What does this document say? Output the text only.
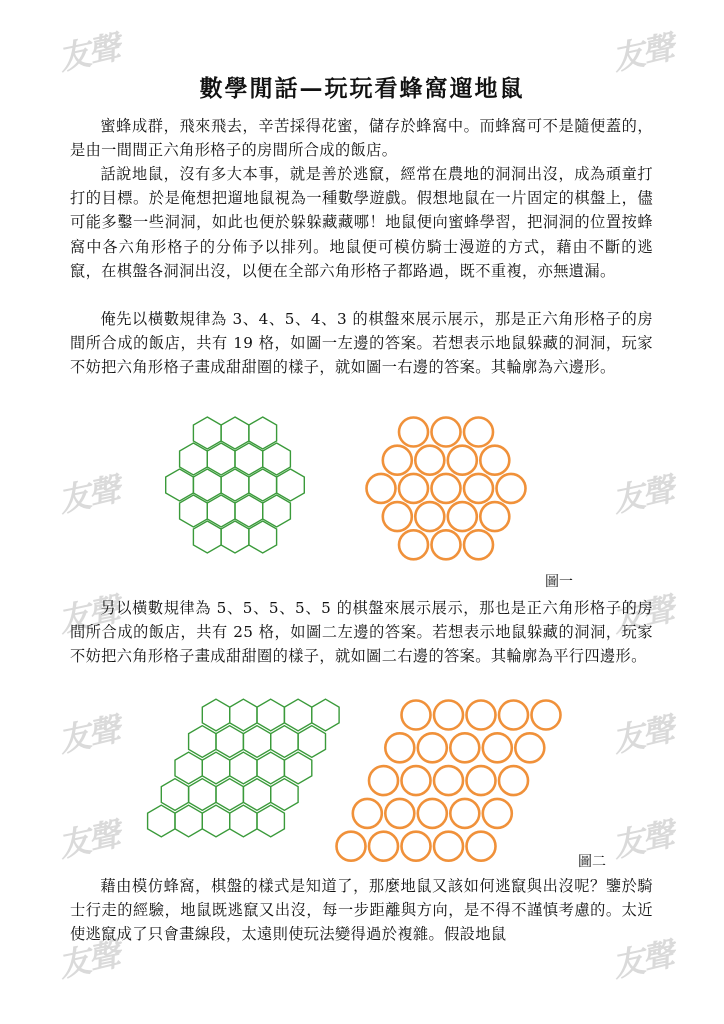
友聲	友聲
友聲	友聲
友聲	友聲
友聲	友聲
友聲	友聲
友聲	友聲
數學閒話—玩玩看蜂窩遛地鼠

蜜蜂成群，飛來飛去，辛苦採得花蜜，儲存於蜂窩中。而蜂窩可不是隨便蓋的，是由一間間正六角形格子的房間所合成的飯店。

話說地鼠，沒有多大本事，就是善於逃竄，經常在農地的洞洞出沒，成為頑童打打的目標。於是俺想把遛地鼠視為一種數學遊戲。假想地鼠在一片固定的棋盤上，儘可能多鑿一些洞洞，如此也便於躲躲藏藏哪！地鼠便向蜜蜂學習，把洞洞的位置按蜂窩中各六角形格子的分佈予以排列。地鼠便可模仿騎士漫遊的方式，藉由不斷的逃竄，在棋盤各洞洞出沒，以便在全部六角形格子都路過，既不重複，亦無遺漏。

俺先以橫數規律為 3、4、5、4、3 的棋盤來展示展示，那是正六角形格子的房間所合成的飯店，共有 19 格，如圖一左邊的答案。若想表示地鼠躲藏的洞洞，玩家不妨把六角形格子畫成甜甜圈的樣子，就如圖一右邊的答案。其輪廓為六邊形。

圖一

另以橫數規律為 5、5、5、5、5 的棋盤來展示展示，那也是正六角形格子的房間所合成的飯店，共有 25 格，如圖二左邊的答案。若想表示地鼠躲藏的洞洞，玩家不妨把六角形格子畫成甜甜圈的樣子，就如圖二右邊的答案。其輪廓為平行四邊形。

圖二

藉由模仿蜂窩，棋盤的樣式是知道了，那麼地鼠又該如何逃竄與出沒呢？鑒於騎士行走的經驗，地鼠既逃竄又出沒，每一步距離與方向，是不得不謹慎考慮的。太近使逃竄成了只會畫線段，太遠則使玩法變得過於複雜。假設地鼠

* _PROBLEM TO WORK ON_
Return a copy of every line that includes the word "若想表示地鼠躲藏的洞洞".

* _THE SOLUTION_
俺先以橫數規律為 3、4、5、4、3 的棋盤來展示展示，那是正六角形格子的房間所合成的飯店，共有 19 格，如圖一左邊的答案。若想表示地鼠躲藏的洞洞，玩家不妨把六角形格子畫成甜甜圈的樣子，就如圖一右邊的答案。其輪廓為六邊形。
另以橫數規律為 5、5、5、5、5 的棋盤來展示展示，那也是正六角形格子的房間所合成的飯店，共有 25 格，如圖二左邊的答案。若想表示地鼠躲藏的洞洞，玩家不妨把六角形格子畫成甜甜圈的樣子，就如圖二右邊的答案。其輪廓為平行四邊形。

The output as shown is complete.